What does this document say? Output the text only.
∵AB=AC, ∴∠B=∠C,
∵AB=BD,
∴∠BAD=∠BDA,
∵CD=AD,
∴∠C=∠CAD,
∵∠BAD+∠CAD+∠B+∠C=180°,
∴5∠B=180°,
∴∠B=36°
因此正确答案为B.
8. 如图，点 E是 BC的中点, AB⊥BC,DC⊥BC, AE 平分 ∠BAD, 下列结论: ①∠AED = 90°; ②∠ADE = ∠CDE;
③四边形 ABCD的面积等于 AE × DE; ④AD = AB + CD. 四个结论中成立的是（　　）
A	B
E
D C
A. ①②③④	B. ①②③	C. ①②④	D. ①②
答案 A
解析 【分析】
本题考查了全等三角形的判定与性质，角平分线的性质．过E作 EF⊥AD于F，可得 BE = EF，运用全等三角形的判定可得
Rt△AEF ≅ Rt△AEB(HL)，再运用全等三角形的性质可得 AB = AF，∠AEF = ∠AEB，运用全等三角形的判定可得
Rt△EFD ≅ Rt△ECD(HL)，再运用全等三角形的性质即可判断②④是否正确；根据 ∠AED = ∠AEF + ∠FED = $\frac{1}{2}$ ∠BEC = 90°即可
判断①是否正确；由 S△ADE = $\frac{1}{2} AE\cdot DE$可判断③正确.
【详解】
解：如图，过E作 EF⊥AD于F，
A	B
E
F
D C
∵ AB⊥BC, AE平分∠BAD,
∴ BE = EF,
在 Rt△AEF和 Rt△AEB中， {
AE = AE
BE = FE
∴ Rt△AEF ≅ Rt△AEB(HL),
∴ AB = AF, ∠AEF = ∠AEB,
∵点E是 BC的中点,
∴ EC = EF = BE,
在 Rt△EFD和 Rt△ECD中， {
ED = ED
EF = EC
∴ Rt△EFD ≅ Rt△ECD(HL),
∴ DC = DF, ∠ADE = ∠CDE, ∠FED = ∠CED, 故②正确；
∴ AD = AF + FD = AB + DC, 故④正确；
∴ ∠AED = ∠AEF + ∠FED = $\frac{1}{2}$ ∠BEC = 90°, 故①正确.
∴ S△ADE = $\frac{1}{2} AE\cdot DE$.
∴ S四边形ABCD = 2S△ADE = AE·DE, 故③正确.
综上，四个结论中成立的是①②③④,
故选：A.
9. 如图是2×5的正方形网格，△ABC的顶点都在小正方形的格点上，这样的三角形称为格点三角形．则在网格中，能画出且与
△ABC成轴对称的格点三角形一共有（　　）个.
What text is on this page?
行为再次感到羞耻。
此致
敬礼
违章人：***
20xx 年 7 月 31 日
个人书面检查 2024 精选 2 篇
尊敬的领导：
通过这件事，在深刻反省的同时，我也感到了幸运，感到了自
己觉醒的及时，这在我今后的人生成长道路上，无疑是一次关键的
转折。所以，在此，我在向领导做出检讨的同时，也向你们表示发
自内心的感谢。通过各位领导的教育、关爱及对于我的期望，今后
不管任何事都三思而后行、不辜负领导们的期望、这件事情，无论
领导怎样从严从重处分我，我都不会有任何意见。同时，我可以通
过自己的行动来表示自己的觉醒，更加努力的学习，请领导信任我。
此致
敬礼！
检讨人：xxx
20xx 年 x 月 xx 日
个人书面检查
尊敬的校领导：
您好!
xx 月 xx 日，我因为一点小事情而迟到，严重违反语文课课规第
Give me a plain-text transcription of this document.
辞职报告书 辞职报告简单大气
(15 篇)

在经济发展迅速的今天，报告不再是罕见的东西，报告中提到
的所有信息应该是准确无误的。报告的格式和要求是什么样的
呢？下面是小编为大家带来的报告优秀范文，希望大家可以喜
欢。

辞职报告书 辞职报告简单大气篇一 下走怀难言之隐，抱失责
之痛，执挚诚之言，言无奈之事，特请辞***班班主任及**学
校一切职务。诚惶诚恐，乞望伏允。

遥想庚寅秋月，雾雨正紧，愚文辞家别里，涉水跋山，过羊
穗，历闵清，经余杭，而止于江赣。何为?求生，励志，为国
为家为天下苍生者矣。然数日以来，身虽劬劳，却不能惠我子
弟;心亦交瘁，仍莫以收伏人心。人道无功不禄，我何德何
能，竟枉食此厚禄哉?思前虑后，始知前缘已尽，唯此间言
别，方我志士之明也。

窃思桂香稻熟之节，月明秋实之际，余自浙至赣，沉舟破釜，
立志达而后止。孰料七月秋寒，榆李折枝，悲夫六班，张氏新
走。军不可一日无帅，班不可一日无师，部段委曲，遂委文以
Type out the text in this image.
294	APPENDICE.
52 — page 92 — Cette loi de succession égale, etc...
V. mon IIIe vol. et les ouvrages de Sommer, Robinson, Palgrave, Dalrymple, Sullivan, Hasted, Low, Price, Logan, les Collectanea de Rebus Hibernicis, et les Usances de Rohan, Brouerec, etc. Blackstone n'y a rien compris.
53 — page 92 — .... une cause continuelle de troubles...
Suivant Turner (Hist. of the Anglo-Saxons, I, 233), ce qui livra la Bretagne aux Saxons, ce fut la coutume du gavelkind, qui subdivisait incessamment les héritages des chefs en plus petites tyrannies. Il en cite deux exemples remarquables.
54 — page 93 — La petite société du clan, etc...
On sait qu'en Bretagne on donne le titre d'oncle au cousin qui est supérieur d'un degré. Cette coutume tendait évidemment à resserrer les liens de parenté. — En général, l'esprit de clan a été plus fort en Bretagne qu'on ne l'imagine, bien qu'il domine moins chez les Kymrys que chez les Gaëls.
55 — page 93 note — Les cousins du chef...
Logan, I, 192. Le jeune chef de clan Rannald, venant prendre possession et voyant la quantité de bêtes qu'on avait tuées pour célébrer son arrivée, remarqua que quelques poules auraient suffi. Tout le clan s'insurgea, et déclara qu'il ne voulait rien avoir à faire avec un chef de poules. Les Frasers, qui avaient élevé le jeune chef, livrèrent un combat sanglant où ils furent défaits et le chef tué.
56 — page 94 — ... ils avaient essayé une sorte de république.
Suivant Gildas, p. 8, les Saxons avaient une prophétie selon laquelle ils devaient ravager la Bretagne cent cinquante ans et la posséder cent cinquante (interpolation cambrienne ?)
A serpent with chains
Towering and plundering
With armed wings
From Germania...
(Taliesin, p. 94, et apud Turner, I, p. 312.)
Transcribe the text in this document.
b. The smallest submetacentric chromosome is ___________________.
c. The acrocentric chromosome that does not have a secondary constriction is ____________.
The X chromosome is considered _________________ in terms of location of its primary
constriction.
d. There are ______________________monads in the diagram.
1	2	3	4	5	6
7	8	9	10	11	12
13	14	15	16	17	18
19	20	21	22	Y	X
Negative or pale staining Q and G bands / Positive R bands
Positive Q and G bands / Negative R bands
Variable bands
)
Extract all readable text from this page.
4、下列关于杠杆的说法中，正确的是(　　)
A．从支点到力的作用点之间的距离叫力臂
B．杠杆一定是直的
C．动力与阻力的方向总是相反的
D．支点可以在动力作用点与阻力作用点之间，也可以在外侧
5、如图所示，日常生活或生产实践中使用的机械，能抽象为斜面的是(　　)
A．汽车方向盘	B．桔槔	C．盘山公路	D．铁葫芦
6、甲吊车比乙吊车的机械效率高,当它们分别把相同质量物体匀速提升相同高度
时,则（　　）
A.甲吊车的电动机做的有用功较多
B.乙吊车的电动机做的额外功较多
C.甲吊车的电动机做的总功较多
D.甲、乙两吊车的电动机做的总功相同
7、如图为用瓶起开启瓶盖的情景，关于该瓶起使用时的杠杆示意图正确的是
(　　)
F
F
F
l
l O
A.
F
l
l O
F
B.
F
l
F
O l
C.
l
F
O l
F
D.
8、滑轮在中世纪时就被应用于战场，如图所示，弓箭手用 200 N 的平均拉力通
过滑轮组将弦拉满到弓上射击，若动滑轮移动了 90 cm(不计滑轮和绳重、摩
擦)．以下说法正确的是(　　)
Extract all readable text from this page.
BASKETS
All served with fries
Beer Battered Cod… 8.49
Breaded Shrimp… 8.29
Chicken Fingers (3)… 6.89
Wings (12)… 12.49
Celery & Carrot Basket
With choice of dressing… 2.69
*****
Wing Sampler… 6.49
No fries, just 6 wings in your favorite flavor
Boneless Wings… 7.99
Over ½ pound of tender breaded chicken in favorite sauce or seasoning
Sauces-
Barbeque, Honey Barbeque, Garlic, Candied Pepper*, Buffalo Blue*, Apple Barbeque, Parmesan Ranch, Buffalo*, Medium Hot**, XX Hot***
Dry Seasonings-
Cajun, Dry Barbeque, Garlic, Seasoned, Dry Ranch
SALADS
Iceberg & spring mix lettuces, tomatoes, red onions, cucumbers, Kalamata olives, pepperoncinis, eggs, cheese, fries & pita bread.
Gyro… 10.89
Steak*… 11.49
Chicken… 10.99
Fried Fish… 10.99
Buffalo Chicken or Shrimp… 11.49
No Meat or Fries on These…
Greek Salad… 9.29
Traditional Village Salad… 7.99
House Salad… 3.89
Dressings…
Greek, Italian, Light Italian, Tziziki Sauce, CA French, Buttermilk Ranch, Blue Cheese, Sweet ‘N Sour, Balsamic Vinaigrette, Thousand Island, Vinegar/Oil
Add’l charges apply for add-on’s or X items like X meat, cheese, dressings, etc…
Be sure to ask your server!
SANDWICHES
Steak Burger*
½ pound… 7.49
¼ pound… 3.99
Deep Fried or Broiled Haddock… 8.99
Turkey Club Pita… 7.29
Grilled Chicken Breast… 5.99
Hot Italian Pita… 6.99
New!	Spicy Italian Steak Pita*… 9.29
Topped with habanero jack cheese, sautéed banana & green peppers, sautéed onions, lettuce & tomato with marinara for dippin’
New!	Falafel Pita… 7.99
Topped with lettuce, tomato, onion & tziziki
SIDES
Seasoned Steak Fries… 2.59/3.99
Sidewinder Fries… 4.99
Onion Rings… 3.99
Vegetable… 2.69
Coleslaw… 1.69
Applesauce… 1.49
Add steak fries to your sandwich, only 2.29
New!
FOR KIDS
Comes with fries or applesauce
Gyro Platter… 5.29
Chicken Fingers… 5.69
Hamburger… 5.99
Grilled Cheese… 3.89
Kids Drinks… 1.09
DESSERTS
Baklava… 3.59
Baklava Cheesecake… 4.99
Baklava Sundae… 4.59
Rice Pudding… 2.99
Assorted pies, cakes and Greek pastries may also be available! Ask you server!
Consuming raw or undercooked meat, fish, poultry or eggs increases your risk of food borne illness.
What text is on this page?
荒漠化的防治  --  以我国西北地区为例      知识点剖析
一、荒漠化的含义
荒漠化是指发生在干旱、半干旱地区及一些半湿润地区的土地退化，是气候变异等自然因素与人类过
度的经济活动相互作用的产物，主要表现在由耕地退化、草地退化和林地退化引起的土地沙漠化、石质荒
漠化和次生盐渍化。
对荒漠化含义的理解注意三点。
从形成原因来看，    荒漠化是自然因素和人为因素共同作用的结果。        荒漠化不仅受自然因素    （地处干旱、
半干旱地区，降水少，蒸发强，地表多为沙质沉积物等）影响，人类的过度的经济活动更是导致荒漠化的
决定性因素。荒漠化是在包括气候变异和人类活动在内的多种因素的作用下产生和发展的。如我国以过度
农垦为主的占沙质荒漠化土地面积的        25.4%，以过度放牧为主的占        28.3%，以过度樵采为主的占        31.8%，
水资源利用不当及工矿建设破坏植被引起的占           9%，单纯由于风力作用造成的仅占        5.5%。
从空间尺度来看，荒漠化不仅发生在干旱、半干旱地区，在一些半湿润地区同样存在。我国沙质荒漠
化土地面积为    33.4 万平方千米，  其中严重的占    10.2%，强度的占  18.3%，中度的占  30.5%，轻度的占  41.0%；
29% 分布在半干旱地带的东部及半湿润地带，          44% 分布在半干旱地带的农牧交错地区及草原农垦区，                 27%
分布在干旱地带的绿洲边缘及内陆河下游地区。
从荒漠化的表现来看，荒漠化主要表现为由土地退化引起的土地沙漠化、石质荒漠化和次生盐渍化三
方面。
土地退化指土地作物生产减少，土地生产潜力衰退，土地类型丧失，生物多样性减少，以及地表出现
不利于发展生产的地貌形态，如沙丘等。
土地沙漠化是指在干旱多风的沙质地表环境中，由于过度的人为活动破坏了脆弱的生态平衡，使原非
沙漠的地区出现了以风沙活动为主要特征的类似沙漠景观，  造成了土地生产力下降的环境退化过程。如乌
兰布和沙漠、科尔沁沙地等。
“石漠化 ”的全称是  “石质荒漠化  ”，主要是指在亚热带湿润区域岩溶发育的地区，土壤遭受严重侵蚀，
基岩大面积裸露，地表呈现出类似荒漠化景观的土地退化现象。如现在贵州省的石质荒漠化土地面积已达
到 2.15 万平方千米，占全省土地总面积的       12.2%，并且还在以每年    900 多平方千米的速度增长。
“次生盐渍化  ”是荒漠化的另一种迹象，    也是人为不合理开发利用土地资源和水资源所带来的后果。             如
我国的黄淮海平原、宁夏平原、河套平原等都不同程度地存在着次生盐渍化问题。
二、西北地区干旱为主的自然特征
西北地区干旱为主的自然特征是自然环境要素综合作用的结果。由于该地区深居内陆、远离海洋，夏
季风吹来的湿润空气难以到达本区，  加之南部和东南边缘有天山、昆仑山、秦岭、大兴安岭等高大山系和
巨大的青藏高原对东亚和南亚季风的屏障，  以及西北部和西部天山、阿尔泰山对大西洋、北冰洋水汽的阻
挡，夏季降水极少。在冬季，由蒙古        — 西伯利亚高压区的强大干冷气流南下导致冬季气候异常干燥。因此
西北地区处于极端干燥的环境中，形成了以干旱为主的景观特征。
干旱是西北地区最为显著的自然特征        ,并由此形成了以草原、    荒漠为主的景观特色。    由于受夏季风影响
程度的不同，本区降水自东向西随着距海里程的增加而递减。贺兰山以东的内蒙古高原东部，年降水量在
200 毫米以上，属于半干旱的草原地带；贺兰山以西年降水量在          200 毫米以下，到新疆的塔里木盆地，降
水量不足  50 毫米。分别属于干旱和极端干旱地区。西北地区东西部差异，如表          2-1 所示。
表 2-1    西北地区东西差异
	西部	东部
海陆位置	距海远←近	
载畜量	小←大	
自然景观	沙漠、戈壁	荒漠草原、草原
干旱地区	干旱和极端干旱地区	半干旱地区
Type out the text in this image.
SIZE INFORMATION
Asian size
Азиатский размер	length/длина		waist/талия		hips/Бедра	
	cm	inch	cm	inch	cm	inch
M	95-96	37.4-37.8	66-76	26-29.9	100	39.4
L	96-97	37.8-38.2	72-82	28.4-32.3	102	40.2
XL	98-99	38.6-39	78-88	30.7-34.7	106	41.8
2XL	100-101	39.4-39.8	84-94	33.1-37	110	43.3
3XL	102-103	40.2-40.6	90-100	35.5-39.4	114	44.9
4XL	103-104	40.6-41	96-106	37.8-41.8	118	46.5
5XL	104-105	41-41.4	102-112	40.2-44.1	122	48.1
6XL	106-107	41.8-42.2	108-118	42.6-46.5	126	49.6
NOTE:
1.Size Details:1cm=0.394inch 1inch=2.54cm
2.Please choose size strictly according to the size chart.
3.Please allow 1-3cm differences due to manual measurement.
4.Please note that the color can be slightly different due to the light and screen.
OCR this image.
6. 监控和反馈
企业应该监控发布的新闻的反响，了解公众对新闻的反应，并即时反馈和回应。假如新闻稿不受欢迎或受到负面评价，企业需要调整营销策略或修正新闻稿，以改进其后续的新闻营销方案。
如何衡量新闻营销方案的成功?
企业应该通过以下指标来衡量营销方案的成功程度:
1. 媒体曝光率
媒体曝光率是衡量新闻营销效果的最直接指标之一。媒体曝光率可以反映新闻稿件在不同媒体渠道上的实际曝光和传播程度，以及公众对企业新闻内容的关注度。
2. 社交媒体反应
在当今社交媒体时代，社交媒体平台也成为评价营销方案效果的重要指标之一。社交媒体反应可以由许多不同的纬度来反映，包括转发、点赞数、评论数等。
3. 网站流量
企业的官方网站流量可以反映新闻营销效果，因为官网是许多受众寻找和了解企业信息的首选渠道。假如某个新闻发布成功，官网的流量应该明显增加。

================

Task goal> Search the data for the word "only" and copy each line where it appears.

Exercise result>
What does this document say? Output the text only.
Add steak fries to your sandwich, only 2.29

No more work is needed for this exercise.